- _Parts of the exercise_
A) From the savvy documentation on integer and real types, return the passage that begins at the words "Alternatively, you can" and stops after "and real values.", copied word for word.
B) According to the savvy documentation on integer and real types, which function does savvy use to copy integer and real data efficiently when implementing TryFrom<&[T]>?
C) The savvy documentation on integer and real types describes when a conversion from f64 to i32 fails. List every condition it gives.

- _Excerpt provided_
◆ ◆ ◆ ◆ ◆

Integer, Real, String, Logical, Raw, And Complex

Integer and real

In cases of integer (IntegerSexp, OwnedIntegerSexp) and real (RealSexp, OwnedRealSexp), the internal representation of the SEXPs match with the Rust type we expect, i.e., i32 and f64. By taking this advantage, these types has more methods than other types:

  • as_slice() and as_mut_slice()
  • Index and IndexMut
  • efficient TryFrom<&[T]>

as_slice() and as_mut_slice()

These types can expose its underlying C array as a Rust slice by as_slice(). as_mut_slice() is available only for the owned versions. So, you don't need to use to_vec() to create a new vector just to pass the data to the function that requires slice.

/// @export
#[savvy]
fn foo(x: IntegerSexp) -> savvy::Result<()> {
    some_function_takes_slice(x.as_slice());
    Ok(())
}

Index and IndexMut

You can also access to the underlying data by [. These methods are available only for the owned versions. This means you can write assignment operation like below instead of set_elt().

/// @export
#[savvy]
fn times_two(x: IntegerSexp) -> savvy::Result<savvy::Sexp> {
    let mut out = OwnedIntegerSexp::new(x.len())?;

    for (i, &v) in x.iter().enumerate() {
        if v.is_na() {
            out[i] = i32::na();
        } else {
            out[i] = v * 2;
        }
    }

    out.into()
}

Efficient TryFrom<&[T]>

TryFrom<&[T]> is not special to real and integer, but the implementation is different from that of logical and string; since the internal representations are the same, savvy uses copy_from_slice(), which does a memcpy, to copy the data efficently (in logical and string case, the values are copied one by one).

NumericSexp

It's ideal to ensure the function takes the expected type on R's side (e.g., you can use vctrs::vec_cast(), or define S3 methods for integer and double separately). But, it's not always possible.

You can use NumericSexp to accept both real and integer. NumericSexp provides a method to get either i32 or f64 values:

  • as_slice_i32() returns &[i32]. This is fallible.
  • as_slice_f64() returns &[f64].
  • iter_i32() returns an iterator of Result<i32>.
  • iter_f64() returns an iterator of f64.

These functions return the underlying data directly if the type is the same as wanted, otherwise converts the values. If the conversion is from f64 to i32, it fails when any of the values is

  • Inf or -Inf
  • out of range for i32
  • not integer-ish (e.g. 1.1)

For convenience, NumericSexp also provides iter_usize(), which returns an iterator of Result<usize>.

With NumericSexp, you can rewrite the above times_two function like this:

#[savvy]
fn times_two(x: NumericSexp) -> savvy::Result<Sexp> {
    let mut out = OwnedIntegerSexp::new(x.len())?;

    for (i, v) in x.iter_i32().enumerate() {
        let v = v?;
        if v.is_na() {
            out[i] = i32::na();
        } else {
            out[i] = v * 2;
        }
    }

    out.into()
}

Alternatively, you can use .into_typed() and match the result to apply an appropriate function depneding on the type. In this case, you need to define two different functions, but this might be useful when the logic is very different for integer values and real values.

◆ ◆ ◆ ◆ ◆

- _Given information_
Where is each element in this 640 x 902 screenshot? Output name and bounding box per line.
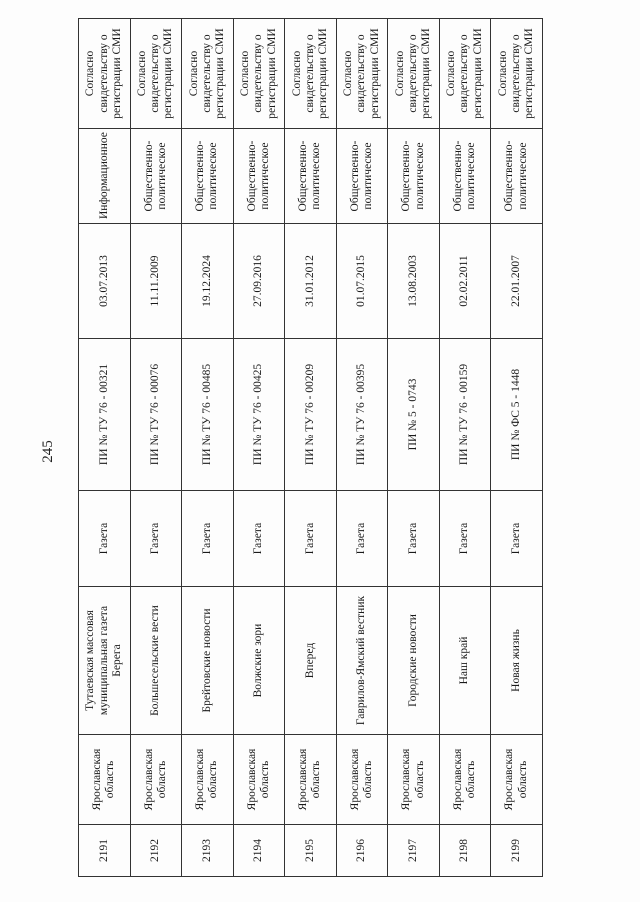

◆ ◆ ◆ ◆ ◆

- _Solutions to the tasks_
A)
Alternatively, you can use .into_typed() and match the result to apply an appropriate function depneding on the type. In this case, you need to define two different functions, but this might be useful when the logic is very different for integer values and real values.

B) It uses copy_from_slice(), which does a memcpy.

C)
- Inf or -Inf
- out of range for i32
- not integer-ish (e.g. 1.1)